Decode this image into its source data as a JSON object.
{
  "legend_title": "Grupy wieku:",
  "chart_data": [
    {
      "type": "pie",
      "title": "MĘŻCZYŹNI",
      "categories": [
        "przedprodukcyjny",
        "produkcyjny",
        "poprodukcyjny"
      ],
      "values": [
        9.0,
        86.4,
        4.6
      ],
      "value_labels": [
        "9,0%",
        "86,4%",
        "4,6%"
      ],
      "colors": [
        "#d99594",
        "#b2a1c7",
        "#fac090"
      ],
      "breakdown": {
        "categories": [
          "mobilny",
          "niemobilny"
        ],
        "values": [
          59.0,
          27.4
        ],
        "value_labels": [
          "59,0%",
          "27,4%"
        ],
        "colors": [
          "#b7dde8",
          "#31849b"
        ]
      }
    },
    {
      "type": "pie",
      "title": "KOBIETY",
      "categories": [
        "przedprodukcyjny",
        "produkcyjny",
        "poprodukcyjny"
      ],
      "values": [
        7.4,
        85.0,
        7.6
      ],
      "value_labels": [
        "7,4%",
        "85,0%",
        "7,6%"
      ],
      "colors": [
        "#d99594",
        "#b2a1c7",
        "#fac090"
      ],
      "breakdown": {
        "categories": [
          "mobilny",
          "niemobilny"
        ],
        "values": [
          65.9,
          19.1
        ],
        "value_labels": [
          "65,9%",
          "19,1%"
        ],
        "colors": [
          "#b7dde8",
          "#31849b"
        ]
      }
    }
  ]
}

* Task requirements: Repeat the data above, word for word.

* Worked solution:
Decode this image into its source data as a JSON object.
{
  "legend_title": "Grupy wieku:",
  "chart_data": [
    {
      "type": "pie",
      "title": "MĘŻCZYŹNI",
      "categories": [
        "przedprodukcyjny",
        "produkcyjny",
        "poprodukcyjny"
      ],
      "values": [
        9.0,
        86.4,
        4.6
      ],
      "value_labels": [
        "9,0%",
        "86,4%",
        "4,6%"
      ],
      "colors": [
        "#d99594",
        "#b2a1c7",
        "#fac090"
      ],
      "breakdown": {
        "categories": [
          "mobilny",
          "niemobilny"
        ],
        "values": [
          59.0,
          27.4
        ],
        "value_labels": [
          "59,0%",
          "27,4%"
        ],
        "colors": [
          "#b7dde8",
          "#31849b"
        ]
      }
    },
    {
      "type": "pie",
      "title": "KOBIETY",
      "categories": [
        "przedprodukcyjny",
        "produkcyjny",
        "poprodukcyjny"
      ],
      "values": [
        7.4,
        85.0,
        7.6
      ],
      "value_labels": [
        "7,4%",
        "85,0%",
        "7,6%"
      ],
      "colors": [
        "#d99594",
        "#b2a1c7",
        "#fac090"
      ],
      "breakdown": {
        "categories": [
          "mobilny",
          "niemobilny"
        ],
        "values": [
          65.9,
          19.1
        ],
        "value_labels": [
          "65,9%",
          "19,1%"
        ],
        "colors": [
          "#b7dde8",
          "#31849b"
        ]
      }
    }
  ]
}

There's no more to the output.